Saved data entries
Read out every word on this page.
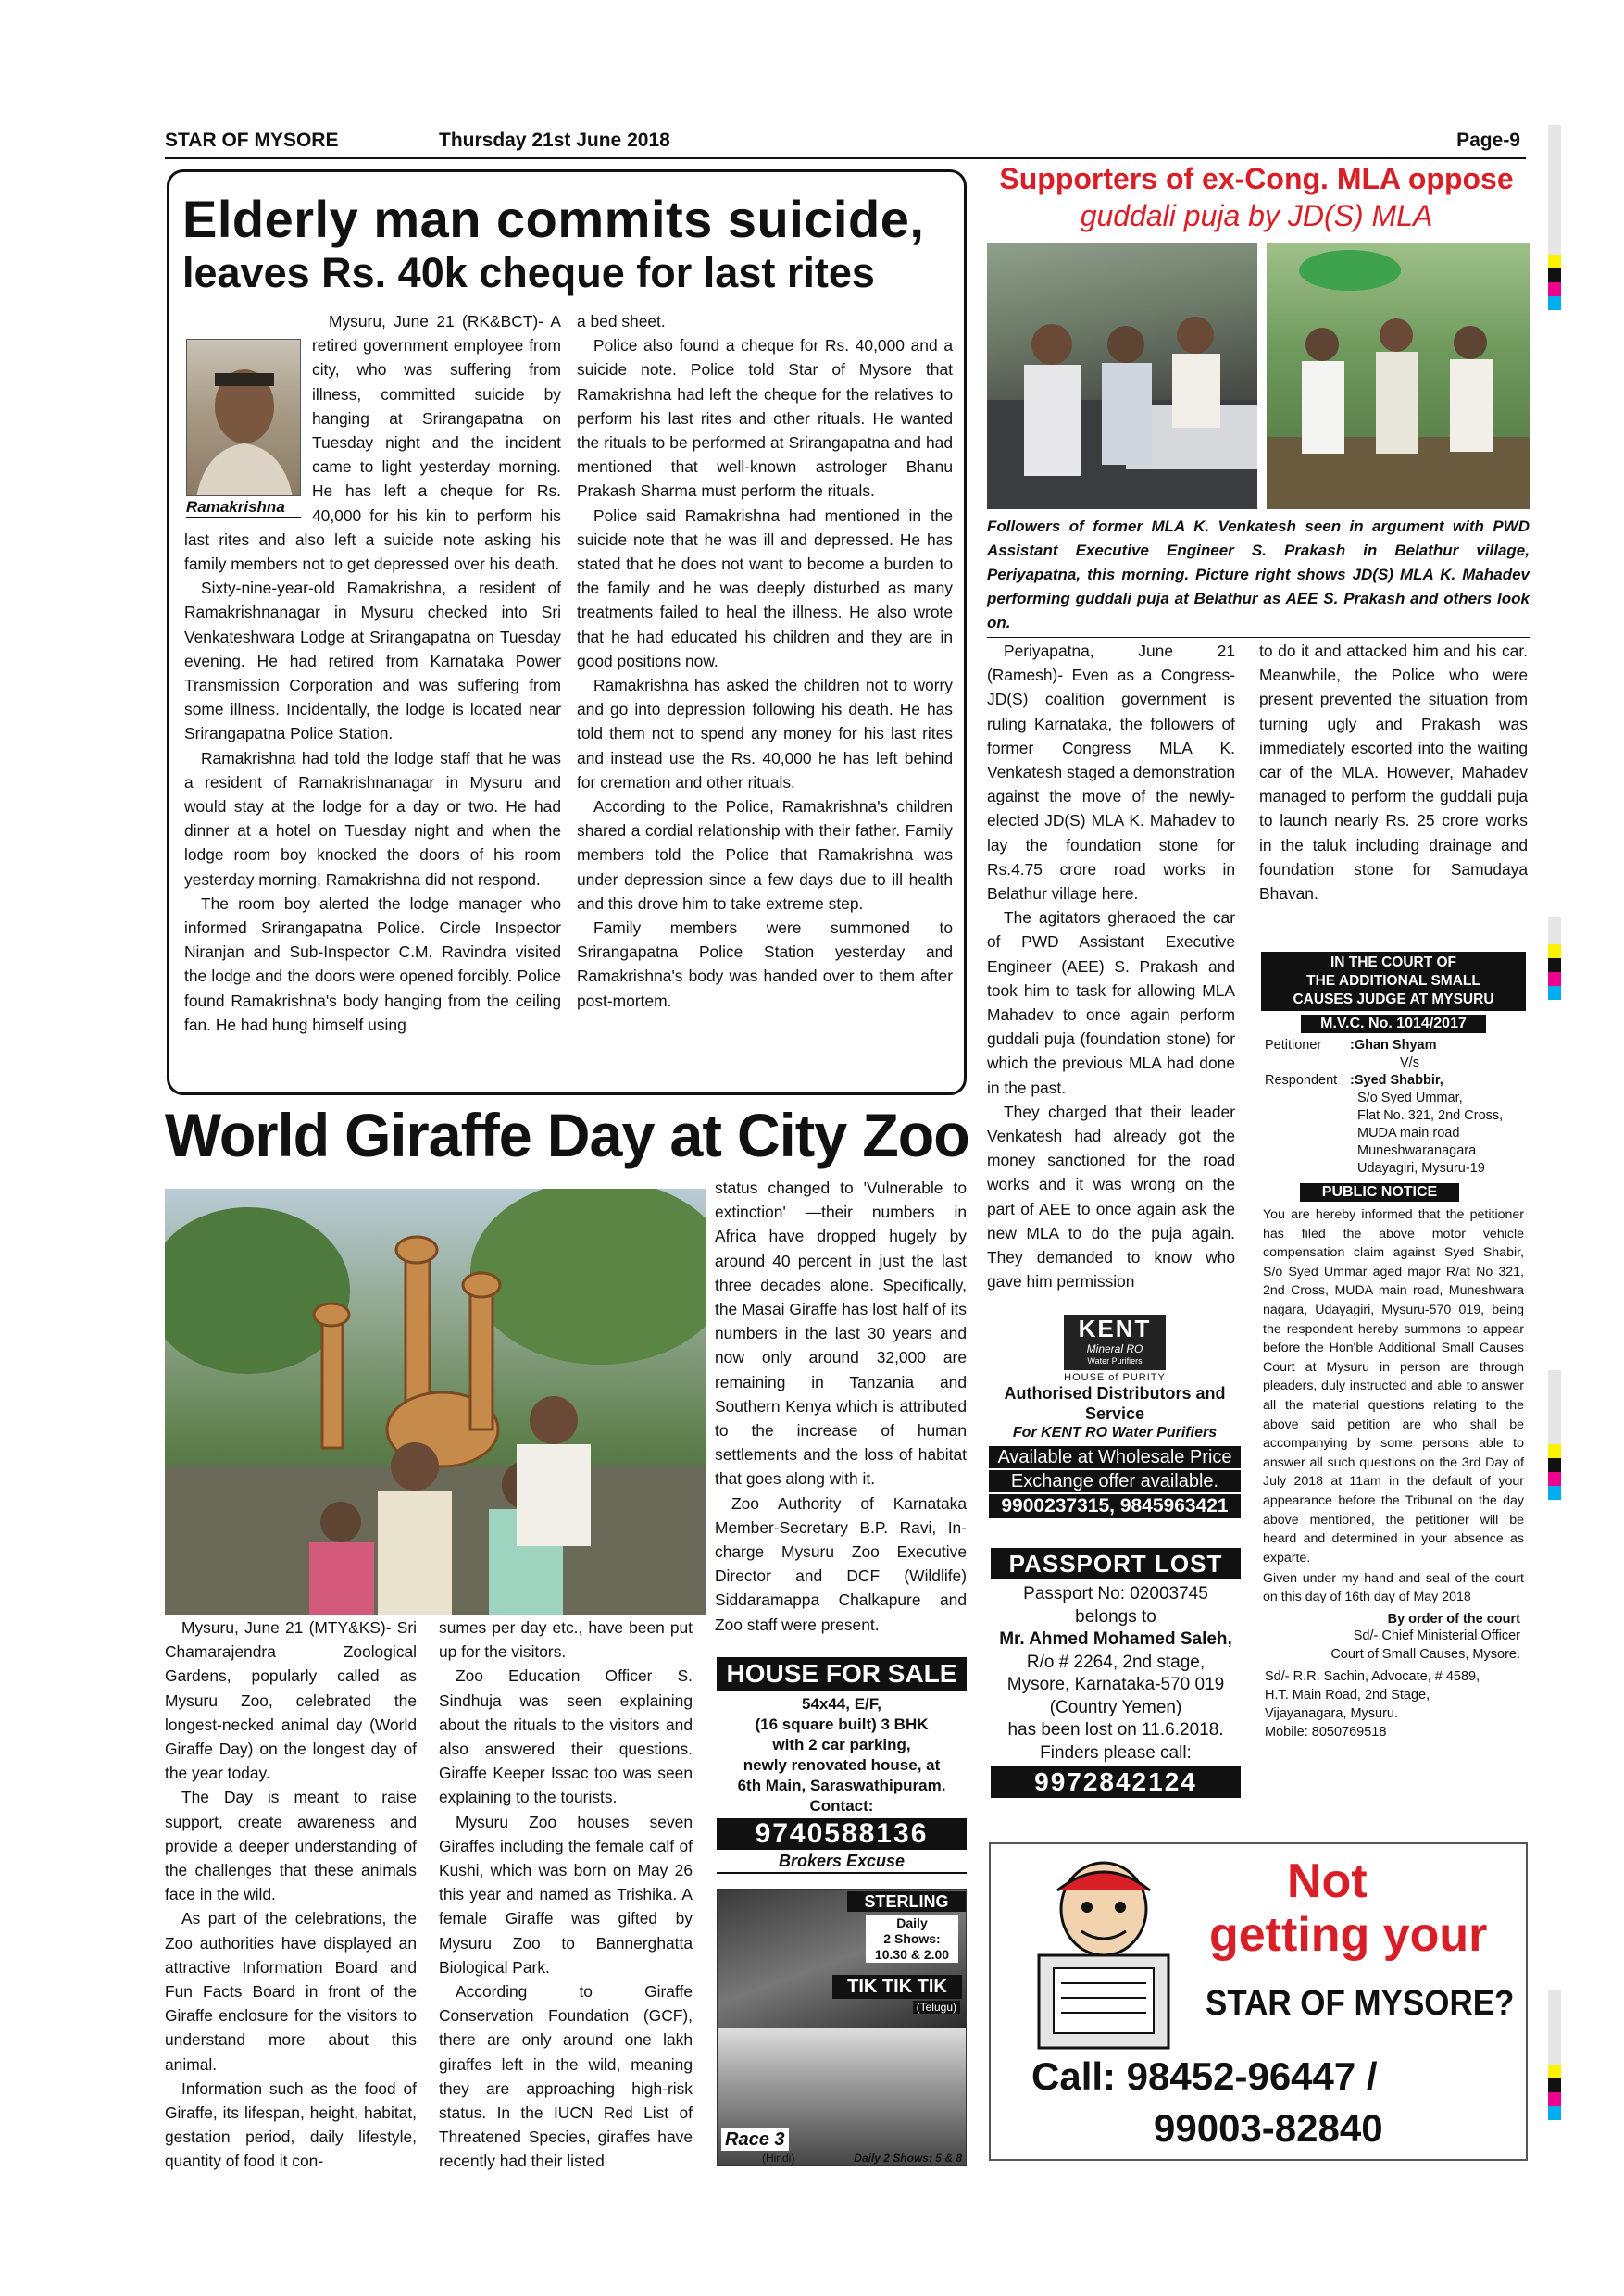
STAR OF MYSORE	Thursday 21st June 2018	Page-9
Elderly man commits suicide,
leaves Rs. 40k cheque for last rites
Ramakrishna

Mysuru, June 21 (RK&BCT)- A retired government employee from city, who was suffering from illness, committed suicide by hanging at Srirangapatna on Tuesday night and the incident came to light yesterday morning. He has left a cheque for Rs. 40,000 for his kin to perform his last rites and also left a suicide note asking his family members not to get depressed over his death.

Sixty-nine-year-old Ramakrishna, a resident of Ramakrishnanagar in Mysuru checked into Sri Venkateshwara Lodge at Srirangapatna on Tuesday evening. He had retired from Karnataka Power Transmission Corporation and was suffering from some illness. Incidentally, the lodge is located near Srirangapatna Police Station.

Ramakrishna had told the lodge staff that he was a resident of Ramakrishnanagar in Mysuru and would stay at the lodge for a day or two. He had dinner at a hotel on Tuesday night and when the lodge room boy knocked the doors of his room yesterday morning, Ramakrishna did not respond.

The room boy alerted the lodge manager who informed Srirangapatna Police. Circle Inspector Niranjan and Sub-Inspector C.M. Ravindra visited the lodge and the doors were opened forcibly. Police found Ramakrishna's body hanging from the ceiling fan. He had hung himself using

a bed sheet.

Police also found a cheque for Rs. 40,000 and a suicide note. Police told Star of Mysore that Ramakrishna had left the cheque for the relatives to perform his last rites and other rituals. He wanted the rituals to be performed at Srirangapatna and had mentioned that well-known astrologer Bhanu Prakash Sharma must perform the rituals.

Police said Ramakrishna had mentioned in the suicide note that he was ill and depressed. He has stated that he does not want to become a burden to the family and he was deeply disturbed as many treatments failed to heal the illness. He also wrote that he had educated his children and they are in good positions now.

Ramakrishna has asked the children not to worry and go into depression following his death. He has told them not to spend any money for his last rites and instead use the Rs. 40,000 he has left behind for cremation and other rituals.

According to the Police, Ramakrishna's children shared a cordial relationship with their father. Family members told the Police that Ramakrishna was under depression since a few days due to ill health and this drove him to take extreme step.

Family members were summoned to Srirangapatna Police Station yesterday and Ramakrishna's body was handed over to them after post-mortem.

Supporters of ex-Cong. MLA oppose
guddali puja by JD(S) MLA
Followers of former MLA K. Venkatesh seen in argument with PWD Assistant Executive Engineer S. Prakash in Belathur village, Periyapatna, this morning. Picture right shows JD(S) MLA K. Mahadev performing guddali puja at Belathur as AEE S. Prakash and others look on.

Periyapatna, June 21 (Ramesh)- Even as a Congress-JD(S) coalition government is ruling Karnataka, the followers of former Congress MLA K. Venkatesh staged a demonstration against the move of the newly-elected JD(S) MLA K. Mahadev to lay the foundation stone for Rs.4.75 crore road works in Belathur village here.

The agitators gheraoed the car of PWD Assistant Executive Engineer (AEE) S. Prakash and took him to task for allowing MLA Mahadev to once again perform guddali puja (foundation stone) for which the previous MLA had done in the past.

They charged that their leader Venkatesh had already got the money sanctioned for the road works and it was wrong on the part of AEE to once again ask the new MLA to do the puja again. They demanded to know who gave him permission

to do it and attacked him and his car. Meanwhile, the Police who were present prevented the situation from turning ugly and Prakash was immediately escorted into the waiting car of the MLA. However, Mahadev managed to perform the guddali puja to launch nearly Rs. 25 crore works in the taluk including drainage and foundation stone for Samudaya Bhavan.

IN THE COURT OF
THE ADDITIONAL SMALL
CAUSES JUDGE AT MYSURU
M.V.C. No. 1014/2017
Petitioner :Ghan Shyam
V/s
Respondent :Syed Shabbir,
S/o Syed Ummar,
Flat No. 321, 2nd Cross,
MUDA main road
Muneshwaranagara
Udayagiri, Mysuru-19
PUBLIC NOTICE
You are hereby informed that the petitioner has filed the above motor vehicle compensation claim against Syed Shabir, S/o Syed Ummar aged major R/at No 321, 2nd Cross, MUDA main road, Muneshwara nagara, Udayagiri, Mysuru-570 019, being the respondent hereby summons to appear before the Hon'ble Additional Small Causes Court at Mysuru in person are through pleaders, duly instructed and able to answer all the material questions relating to the above said petition are who shall be accompanying by some persons able to answer all such questions on the 3rd Day of July 2018 at 11am in the default of your appearance before the Tribunal on the day above mentioned, the petitioner will be heard and determined in your absence as exparte.
Given under my hand and seal of the court on this day of 16th day of May 2018
By order of the court
Sd/- Chief Ministerial Officer
Court of Small Causes, Mysore.
Sd/- R.R. Sachin, Advocate, # 4589,
H.T. Main Road, 2nd Stage,
Vijayanagara, Mysuru.
Mobile: 8050769518
World Giraffe Day at City Zoo

Mysuru, June 21 (MTY&KS)- Sri Chamarajendra Zoological Gardens, popularly called as Mysuru Zoo, celebrated the longest-necked animal day (World Giraffe Day) on the longest day of the year today.

The Day is meant to raise support, create awareness and provide a deeper understanding of the challenges that these animals face in the wild.

As part of the celebrations, the Zoo authorities have displayed an attractive Information Board and Fun Facts Board in front of the Giraffe enclosure for the visitors to understand more about this animal.

Information such as the food of Giraffe, its lifespan, height, habitat, gestation period, daily lifestyle, quantity of food it con-

sumes per day etc., have been put up for the visitors.

Zoo Education Officer S. Sindhuja was seen explaining about the rituals to the visitors and also answered their questions. Giraffe Keeper Issac too was seen explaining to the tourists.

Mysuru Zoo houses seven Giraffes including the female calf of Kushi, which was born on May 26 this year and named as Trishika. A female Giraffe was gifted by Mysuru Zoo to Bannerghatta Biological Park.

According to Giraffe Conservation Foundation (GCF), there are only around one lakh giraffes left in the wild, meaning they are approaching high-risk status. In the IUCN Red List of Threatened Species, giraffes have recently had their listed

status changed to 'Vulnerable to extinction' —their numbers in Africa have dropped hugely by around 40 percent in just the last three decades alone. Specifically, the Masai Giraffe has lost half of its numbers in the last 30 years and now only around 32,000 are remaining in Tanzania and Southern Kenya which is attributed to the increase of human settlements and the loss of habitat that goes along with it.

Zoo Authority of Karnataka Member-Secretary B.P. Ravi, In-charge Mysuru Zoo Executive Director and DCF (Wildlife) Siddaramappa Chalkapure and Zoo staff were present.

KENT
Mineral RO
Water Purifiers
HOUSE of PURITY
Authorised Distributors and Service
For KENT RO Water Purifiers
Available at Wholesale Price
Exchange offer available.
9900237315, 9845963421
PASSPORT LOST
Passport No: 02003745
belongs to
Mr. Ahmed Mohamed Saleh,
R/o # 2264, 2nd stage,
Mysore, Karnataka-570 019
(Country Yemen)
has been lost on 11.6.2018.
Finders please call:
9972842124
HOUSE FOR SALE
54x44, E/F,
(16 square built) 3 BHK
with 2 car parking,
newly renovated house, at
6th Main, Saraswathipuram.
Contact:
9740588136
Brokers Excuse
STERLING
Daily
2 Shows:
10.30 & 2.00
TIK TIK TIK
(Telugu)
Race 3
(Hindi)	Daily 2 Shows: 5 & 8
Not
getting your
STAR OF MYSORE?
Call: 98452-96447 /
99003-82840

> [Exercise brief] Replicate the material above verbatim; images stay out of the copy.

> [Complete response]
Read out every word on this page.
STAR OF MYSORE	Thursday 21st June 2018	Page-9
Elderly man commits suicide,
leaves Rs. 40k cheque for last rites
Ramakrishna

Mysuru, June 21 (RK&BCT)- A retired government employee from city, who was suffering from illness, committed suicide by hanging at Srirangapatna on Tuesday night and the incident came to light yesterday morning. He has left a cheque for Rs. 40,000 for his kin to perform his last rites and also left a suicide note asking his family members not to get depressed over his death.

Sixty-nine-year-old Ramakrishna, a resident of Ramakrishnanagar in Mysuru checked into Sri Venkateshwara Lodge at Srirangapatna on Tuesday evening. He had retired from Karnataka Power Transmission Corporation and was suffering from some illness. Incidentally, the lodge is located near Srirangapatna Police Station.

Ramakrishna had told the lodge staff that he was a resident of Ramakrishnanagar in Mysuru and would stay at the lodge for a day or two. He had dinner at a hotel on Tuesday night and when the lodge room boy knocked the doors of his room yesterday morning, Ramakrishna did not respond.

The room boy alerted the lodge manager who informed Srirangapatna Police. Circle Inspector Niranjan and Sub-Inspector C.M. Ravindra visited the lodge and the doors were opened forcibly. Police found Ramakrishna's body hanging from the ceiling fan. He had hung himself using

a bed sheet.

Police also found a cheque for Rs. 40,000 and a suicide note. Police told Star of Mysore that Ramakrishna had left the cheque for the relatives to perform his last rites and other rituals. He wanted the rituals to be performed at Srirangapatna and had mentioned that well-known astrologer Bhanu Prakash Sharma must perform the rituals.

Police said Ramakrishna had mentioned in the suicide note that he was ill and depressed. He has stated that he does not want to become a burden to the family and he was deeply disturbed as many treatments failed to heal the illness. He also wrote that he had educated his children and they are in good positions now.

Ramakrishna has asked the children not to worry and go into depression following his death. He has told them not to spend any money for his last rites and instead use the Rs. 40,000 he has left behind for cremation and other rituals.

According to the Police, Ramakrishna's children shared a cordial relationship with their father. Family members told the Police that Ramakrishna was under depression since a few days due to ill health and this drove him to take extreme step.

Family members were summoned to Srirangapatna Police Station yesterday and Ramakrishna's body was handed over to them after post-mortem.

Supporters of ex-Cong. MLA oppose
guddali puja by JD(S) MLA
Followers of former MLA K. Venkatesh seen in argument with PWD Assistant Executive Engineer S. Prakash in Belathur village, Periyapatna, this morning. Picture right shows JD(S) MLA K. Mahadev performing guddali puja at Belathur as AEE S. Prakash and others look on.

Periyapatna, June 21 (Ramesh)- Even as a Congress-JD(S) coalition government is ruling Karnataka, the followers of former Congress MLA K. Venkatesh staged a demonstration against the move of the newly-elected JD(S) MLA K. Mahadev to lay the foundation stone for Rs.4.75 crore road works in Belathur village here.

The agitators gheraoed the car of PWD Assistant Executive Engineer (AEE) S. Prakash and took him to task for allowing MLA Mahadev to once again perform guddali puja (foundation stone) for which the previous MLA had done in the past.

They charged that their leader Venkatesh had already got the money sanctioned for the road works and it was wrong on the part of AEE to once again ask the new MLA to do the puja again. They demanded to know who gave him permission

to do it and attacked him and his car. Meanwhile, the Police who were present prevented the situation from turning ugly and Prakash was immediately escorted into the waiting car of the MLA. However, Mahadev managed to perform the guddali puja to launch nearly Rs. 25 crore works in the taluk including drainage and foundation stone for Samudaya Bhavan.

IN THE COURT OF
THE ADDITIONAL SMALL
CAUSES JUDGE AT MYSURU
M.V.C. No. 1014/2017
Petitioner :Ghan Shyam
V/s
Respondent :Syed Shabbir,
S/o Syed Ummar,
Flat No. 321, 2nd Cross,
MUDA main road
Muneshwaranagara
Udayagiri, Mysuru-19
PUBLIC NOTICE
You are hereby informed that the petitioner has filed the above motor vehicle compensation claim against Syed Shabir, S/o Syed Ummar aged major R/at No 321, 2nd Cross, MUDA main road, Muneshwara nagara, Udayagiri, Mysuru-570 019, being the respondent hereby summons to appear before the Hon'ble Additional Small Causes Court at Mysuru in person are through pleaders, duly instructed and able to answer all the material questions relating to the above said petition are who shall be accompanying by some persons able to answer all such questions on the 3rd Day of July 2018 at 11am in the default of your appearance before the Tribunal on the day above mentioned, the petitioner will be heard and determined in your absence as exparte.
Given under my hand and seal of the court on this day of 16th day of May 2018
By order of the court
Sd/- Chief Ministerial Officer
Court of Small Causes, Mysore.
Sd/- R.R. Sachin, Advocate, # 4589,
H.T. Main Road, 2nd Stage,
Vijayanagara, Mysuru.
Mobile: 8050769518
World Giraffe Day at City Zoo

Mysuru, June 21 (MTY&KS)- Sri Chamarajendra Zoological Gardens, popularly called as Mysuru Zoo, celebrated the longest-necked animal day (World Giraffe Day) on the longest day of the year today.

The Day is meant to raise support, create awareness and provide a deeper understanding of the challenges that these animals face in the wild.

As part of the celebrations, the Zoo authorities have displayed an attractive Information Board and Fun Facts Board in front of the Giraffe enclosure for the visitors to understand more about this animal.

Information such as the food of Giraffe, its lifespan, height, habitat, gestation period, daily lifestyle, quantity of food it con-

sumes per day etc., have been put up for the visitors.

Zoo Education Officer S. Sindhuja was seen explaining about the rituals to the visitors and also answered their questions. Giraffe Keeper Issac too was seen explaining to the tourists.

Mysuru Zoo houses seven Giraffes including the female calf of Kushi, which was born on May 26 this year and named as Trishika. A female Giraffe was gifted by Mysuru Zoo to Bannerghatta Biological Park.

According to Giraffe Conservation Foundation (GCF), there are only around one lakh giraffes left in the wild, meaning they are approaching high-risk status. In the IUCN Red List of Threatened Species, giraffes have recently had their listed

status changed to 'Vulnerable to extinction' —their numbers in Africa have dropped hugely by around 40 percent in just the last three decades alone. Specifically, the Masai Giraffe has lost half of its numbers in the last 30 years and now only around 32,000 are remaining in Tanzania and Southern Kenya which is attributed to the increase of human settlements and the loss of habitat that goes along with it.

Zoo Authority of Karnataka Member-Secretary B.P. Ravi, In-charge Mysuru Zoo Executive Director and DCF (Wildlife) Siddaramappa Chalkapure and Zoo staff were present.

KENT
Mineral RO
Water Purifiers
HOUSE of PURITY
Authorised Distributors and Service
For KENT RO Water Purifiers
Available at Wholesale Price
Exchange offer available.
9900237315, 9845963421
PASSPORT LOST
Passport No: 02003745
belongs to
Mr. Ahmed Mohamed Saleh,
R/o # 2264, 2nd stage,
Mysore, Karnataka-570 019
(Country Yemen)
has been lost on 11.6.2018.
Finders please call:
9972842124
HOUSE FOR SALE
54x44, E/F,
(16 square built) 3 BHK
with 2 car parking,
newly renovated house, at
6th Main, Saraswathipuram.
Contact:
9740588136
Brokers Excuse
STERLING
Daily
2 Shows:
10.30 & 2.00
TIK TIK TIK
(Telugu)
Race 3
(Hindi)	Daily 2 Shows: 5 & 8
Not
getting your
STAR OF MYSORE?
Call: 98452-96447 /
99003-82840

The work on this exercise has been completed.